* Information given:
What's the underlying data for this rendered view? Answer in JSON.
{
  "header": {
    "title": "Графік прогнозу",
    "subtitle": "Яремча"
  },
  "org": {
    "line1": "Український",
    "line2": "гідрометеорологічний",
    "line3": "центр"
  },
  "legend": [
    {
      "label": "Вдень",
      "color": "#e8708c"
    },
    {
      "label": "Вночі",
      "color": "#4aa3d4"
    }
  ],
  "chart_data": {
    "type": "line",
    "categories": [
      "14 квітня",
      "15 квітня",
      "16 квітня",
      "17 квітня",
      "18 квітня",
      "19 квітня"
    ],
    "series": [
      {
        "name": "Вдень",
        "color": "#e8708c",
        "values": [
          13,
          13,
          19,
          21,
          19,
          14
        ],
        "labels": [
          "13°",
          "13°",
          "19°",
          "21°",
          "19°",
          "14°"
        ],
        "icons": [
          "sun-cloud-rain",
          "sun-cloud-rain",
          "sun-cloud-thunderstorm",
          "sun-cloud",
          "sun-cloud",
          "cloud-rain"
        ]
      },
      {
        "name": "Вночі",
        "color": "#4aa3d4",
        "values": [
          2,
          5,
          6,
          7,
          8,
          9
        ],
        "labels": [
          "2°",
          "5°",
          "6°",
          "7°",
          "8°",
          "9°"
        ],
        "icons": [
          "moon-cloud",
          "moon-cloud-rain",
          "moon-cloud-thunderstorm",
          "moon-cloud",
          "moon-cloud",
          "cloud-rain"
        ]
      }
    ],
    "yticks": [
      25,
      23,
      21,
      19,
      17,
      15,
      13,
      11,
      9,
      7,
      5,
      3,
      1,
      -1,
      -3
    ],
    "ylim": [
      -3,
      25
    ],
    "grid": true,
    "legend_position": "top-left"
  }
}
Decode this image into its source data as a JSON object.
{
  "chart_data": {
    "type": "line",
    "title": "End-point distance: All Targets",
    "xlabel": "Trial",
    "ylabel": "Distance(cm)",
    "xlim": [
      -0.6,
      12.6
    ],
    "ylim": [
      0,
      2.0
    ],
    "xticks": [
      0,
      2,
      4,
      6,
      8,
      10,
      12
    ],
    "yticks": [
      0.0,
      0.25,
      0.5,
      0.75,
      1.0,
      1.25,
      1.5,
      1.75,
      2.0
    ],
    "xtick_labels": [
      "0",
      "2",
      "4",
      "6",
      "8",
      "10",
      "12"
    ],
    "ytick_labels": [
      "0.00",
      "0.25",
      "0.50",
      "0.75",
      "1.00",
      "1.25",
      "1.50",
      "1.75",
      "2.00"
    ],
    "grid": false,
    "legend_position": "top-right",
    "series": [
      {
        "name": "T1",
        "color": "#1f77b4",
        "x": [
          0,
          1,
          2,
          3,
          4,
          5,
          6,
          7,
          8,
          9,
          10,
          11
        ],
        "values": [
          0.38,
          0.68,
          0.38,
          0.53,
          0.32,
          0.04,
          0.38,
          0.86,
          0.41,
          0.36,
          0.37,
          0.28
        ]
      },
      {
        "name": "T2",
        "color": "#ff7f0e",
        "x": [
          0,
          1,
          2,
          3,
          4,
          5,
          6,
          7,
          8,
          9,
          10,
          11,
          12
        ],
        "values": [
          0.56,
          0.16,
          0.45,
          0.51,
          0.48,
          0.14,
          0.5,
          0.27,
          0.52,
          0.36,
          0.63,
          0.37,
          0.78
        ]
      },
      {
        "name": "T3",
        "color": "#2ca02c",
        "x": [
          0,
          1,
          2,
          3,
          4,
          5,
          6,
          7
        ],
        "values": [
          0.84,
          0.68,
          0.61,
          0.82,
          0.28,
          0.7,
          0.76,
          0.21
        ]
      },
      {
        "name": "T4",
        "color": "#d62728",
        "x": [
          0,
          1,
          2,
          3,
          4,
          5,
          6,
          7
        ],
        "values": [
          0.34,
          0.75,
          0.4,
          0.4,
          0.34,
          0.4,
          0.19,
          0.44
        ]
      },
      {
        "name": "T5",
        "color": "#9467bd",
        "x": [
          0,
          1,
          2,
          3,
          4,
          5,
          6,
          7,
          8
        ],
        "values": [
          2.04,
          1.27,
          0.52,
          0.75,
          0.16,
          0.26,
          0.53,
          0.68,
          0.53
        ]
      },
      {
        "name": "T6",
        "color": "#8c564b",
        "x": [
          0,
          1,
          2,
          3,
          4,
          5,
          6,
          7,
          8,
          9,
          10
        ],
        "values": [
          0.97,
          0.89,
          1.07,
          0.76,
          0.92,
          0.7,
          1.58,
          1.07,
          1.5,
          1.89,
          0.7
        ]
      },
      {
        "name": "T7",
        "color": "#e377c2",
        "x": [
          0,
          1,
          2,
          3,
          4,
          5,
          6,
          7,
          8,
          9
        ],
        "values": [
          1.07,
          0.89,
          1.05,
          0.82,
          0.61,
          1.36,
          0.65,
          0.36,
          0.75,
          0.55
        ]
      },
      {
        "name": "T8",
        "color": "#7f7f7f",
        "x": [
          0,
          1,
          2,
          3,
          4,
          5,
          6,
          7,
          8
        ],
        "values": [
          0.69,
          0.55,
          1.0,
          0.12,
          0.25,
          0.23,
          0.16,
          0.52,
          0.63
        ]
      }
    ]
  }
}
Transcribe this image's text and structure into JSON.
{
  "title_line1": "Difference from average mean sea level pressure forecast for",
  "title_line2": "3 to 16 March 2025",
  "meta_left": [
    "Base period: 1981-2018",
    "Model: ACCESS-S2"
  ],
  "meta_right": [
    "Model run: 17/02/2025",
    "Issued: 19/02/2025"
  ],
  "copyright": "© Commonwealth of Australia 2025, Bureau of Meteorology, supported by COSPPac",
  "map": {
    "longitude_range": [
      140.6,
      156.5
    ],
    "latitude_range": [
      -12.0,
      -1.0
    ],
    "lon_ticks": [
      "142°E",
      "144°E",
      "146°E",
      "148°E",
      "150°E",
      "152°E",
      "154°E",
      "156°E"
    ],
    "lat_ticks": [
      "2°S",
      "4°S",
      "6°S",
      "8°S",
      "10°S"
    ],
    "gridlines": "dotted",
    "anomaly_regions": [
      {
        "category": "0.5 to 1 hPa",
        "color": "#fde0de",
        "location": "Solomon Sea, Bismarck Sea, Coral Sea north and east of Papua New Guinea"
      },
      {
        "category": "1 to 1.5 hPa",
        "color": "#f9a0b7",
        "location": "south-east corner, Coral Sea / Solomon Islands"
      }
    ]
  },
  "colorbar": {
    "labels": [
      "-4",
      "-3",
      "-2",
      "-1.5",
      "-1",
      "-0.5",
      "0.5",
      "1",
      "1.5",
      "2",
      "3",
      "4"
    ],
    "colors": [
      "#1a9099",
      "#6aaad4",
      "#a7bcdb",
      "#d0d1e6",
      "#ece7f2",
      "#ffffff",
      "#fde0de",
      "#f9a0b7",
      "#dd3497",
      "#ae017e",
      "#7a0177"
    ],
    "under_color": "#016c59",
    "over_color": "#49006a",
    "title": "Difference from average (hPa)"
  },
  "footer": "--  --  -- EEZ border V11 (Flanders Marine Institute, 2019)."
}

* Work instructions: Reproduce the listing above verbatim, from first line to last.

* Correct response:
What's the underlying data for this rendered view? Answer in JSON.
{
  "header": {
    "title": "Графік прогнозу",
    "subtitle": "Яремча"
  },
  "org": {
    "line1": "Український",
    "line2": "гідрометеорологічний",
    "line3": "центр"
  },
  "legend": [
    {
      "label": "Вдень",
      "color": "#e8708c"
    },
    {
      "label": "Вночі",
      "color": "#4aa3d4"
    }
  ],
  "chart_data": {
    "type": "line",
    "categories": [
      "14 квітня",
      "15 квітня",
      "16 квітня",
      "17 квітня",
      "18 квітня",
      "19 квітня"
    ],
    "series": [
      {
        "name": "Вдень",
        "color": "#e8708c",
        "values": [
          13,
          13,
          19,
          21,
          19,
          14
        ],
        "labels": [
          "13°",
          "13°",
          "19°",
          "21°",
          "19°",
          "14°"
        ],
        "icons": [
          "sun-cloud-rain",
          "sun-cloud-rain",
          "sun-cloud-thunderstorm",
          "sun-cloud",
          "sun-cloud",
          "cloud-rain"
        ]
      },
      {
        "name": "Вночі",
        "color": "#4aa3d4",
        "values": [
          2,
          5,
          6,
          7,
          8,
          9
        ],
        "labels": [
          "2°",
          "5°",
          "6°",
          "7°",
          "8°",
          "9°"
        ],
        "icons": [
          "moon-cloud",
          "moon-cloud-rain",
          "moon-cloud-thunderstorm",
          "moon-cloud",
          "moon-cloud",
          "cloud-rain"
        ]
      }
    ],
    "yticks": [
      25,
      23,
      21,
      19,
      17,
      15,
      13,
      11,
      9,
      7,
      5,
      3,
      1,
      -1,
      -3
    ],
    "ylim": [
      -3,
      25
    ],
    "grid": true,
    "legend_position": "top-left"
  }
}
Decode this image into its source data as a JSON object.
{
  "chart_data": {
    "type": "line",
    "title": "End-point distance: All Targets",
    "xlabel": "Trial",
    "ylabel": "Distance(cm)",
    "xlim": [
      -0.6,
      12.6
    ],
    "ylim": [
      0,
      2.0
    ],
    "xticks": [
      0,
      2,
      4,
      6,
      8,
      10,
      12
    ],
    "yticks": [
      0.0,
      0.25,
      0.5,
      0.75,
      1.0,
      1.25,
      1.5,
      1.75,
      2.0
    ],
    "xtick_labels": [
      "0",
      "2",
      "4",
      "6",
      "8",
      "10",
      "12"
    ],
    "ytick_labels": [
      "0.00",
      "0.25",
      "0.50",
      "0.75",
      "1.00",
      "1.25",
      "1.50",
      "1.75",
      "2.00"
    ],
    "grid": false,
    "legend_position": "top-right",
    "series": [
      {
        "name": "T1",
        "color": "#1f77b4",
        "x": [
          0,
          1,
          2,
          3,
          4,
          5,
          6,
          7,
          8,
          9,
          10,
          11
        ],
        "values": [
          0.38,
          0.68,
          0.38,
          0.53,
          0.32,
          0.04,
          0.38,
          0.86,
          0.41,
          0.36,
          0.37,
          0.28
        ]
      },
      {
        "name": "T2",
        "color": "#ff7f0e",
        "x": [
          0,
          1,
          2,
          3,
          4,
          5,
          6,
          7,
          8,
          9,
          10,
          11,
          12
        ],
        "values": [
          0.56,
          0.16,
          0.45,
          0.51,
          0.48,
          0.14,
          0.5,
          0.27,
          0.52,
          0.36,
          0.63,
          0.37,
          0.78
        ]
      },
      {
        "name": "T3",
        "color": "#2ca02c",
        "x": [
          0,
          1,
          2,
          3,
          4,
          5,
          6,
          7
        ],
        "values": [
          0.84,
          0.68,
          0.61,
          0.82,
          0.28,
          0.7,
          0.76,
          0.21
        ]
      },
      {
        "name": "T4",
        "color": "#d62728",
        "x": [
          0,
          1,
          2,
          3,
          4,
          5,
          6,
          7
        ],
        "values": [
          0.34,
          0.75,
          0.4,
          0.4,
          0.34,
          0.4,
          0.19,
          0.44
        ]
      },
      {
        "name": "T5",
        "color": "#9467bd",
        "x": [
          0,
          1,
          2,
          3,
          4,
          5,
          6,
          7,
          8
        ],
        "values": [
          2.04,
          1.27,
          0.52,
          0.75,
          0.16,
          0.26,
          0.53,
          0.68,
          0.53
        ]
      },
      {
        "name": "T6",
        "color": "#8c564b",
        "x": [
          0,
          1,
          2,
          3,
          4,
          5,
          6,
          7,
          8,
          9,
          10
        ],
        "values": [
          0.97,
          0.89,
          1.07,
          0.76,
          0.92,
          0.7,
          1.58,
          1.07,
          1.5,
          1.89,
          0.7
        ]
      },
      {
        "name": "T7",
        "color": "#e377c2",
        "x": [
          0,
          1,
          2,
          3,
          4,
          5,
          6,
          7,
          8,
          9
        ],
        "values": [
          1.07,
          0.89,
          1.05,
          0.82,
          0.61,
          1.36,
          0.65,
          0.36,
          0.75,
          0.55
        ]
      },
      {
        "name": "T8",
        "color": "#7f7f7f",
        "x": [
          0,
          1,
          2,
          3,
          4,
          5,
          6,
          7,
          8
        ],
        "values": [
          0.69,
          0.55,
          1.0,
          0.12,
          0.25,
          0.23,
          0.16,
          0.52,
          0.63
        ]
      }
    ]
  }
}
Transcribe this image's text and structure into JSON.
{
  "title_line1": "Difference from average mean sea level pressure forecast for",
  "title_line2": "3 to 16 March 2025",
  "meta_left": [
    "Base period: 1981-2018",
    "Model: ACCESS-S2"
  ],
  "meta_right": [
    "Model run: 17/02/2025",
    "Issued: 19/02/2025"
  ],
  "copyright": "© Commonwealth of Australia 2025, Bureau of Meteorology, supported by COSPPac",
  "map": {
    "longitude_range": [
      140.6,
      156.5
    ],
    "latitude_range": [
      -12.0,
      -1.0
    ],
    "lon_ticks": [
      "142°E",
      "144°E",
      "146°E",
      "148°E",
      "150°E",
      "152°E",
      "154°E",
      "156°E"
    ],
    "lat_ticks": [
      "2°S",
      "4°S",
      "6°S",
      "8°S",
      "10°S"
    ],
    "gridlines": "dotted",
    "anomaly_regions": [
      {
        "category": "0.5 to 1 hPa",
        "color": "#fde0de",
        "location": "Solomon Sea, Bismarck Sea, Coral Sea north and east of Papua New Guinea"
      },
      {
        "category": "1 to 1.5 hPa",
        "color": "#f9a0b7",
        "location": "south-east corner, Coral Sea / Solomon Islands"
      }
    ]
  },
  "colorbar": {
    "labels": [
      "-4",
      "-3",
      "-2",
      "-1.5",
      "-1",
      "-0.5",
      "0.5",
      "1",
      "1.5",
      "2",
      "3",
      "4"
    ],
    "colors": [
      "#1a9099",
      "#6aaad4",
      "#a7bcdb",
      "#d0d1e6",
      "#ece7f2",
      "#ffffff",
      "#fde0de",
      "#f9a0b7",
      "#dd3497",
      "#ae017e",
      "#7a0177"
    ],
    "under_color": "#016c59",
    "over_color": "#49006a",
    "title": "Difference from average (hPa)"
  },
  "footer": "--  --  -- EEZ border V11 (Flanders Marine Institute, 2019)."
}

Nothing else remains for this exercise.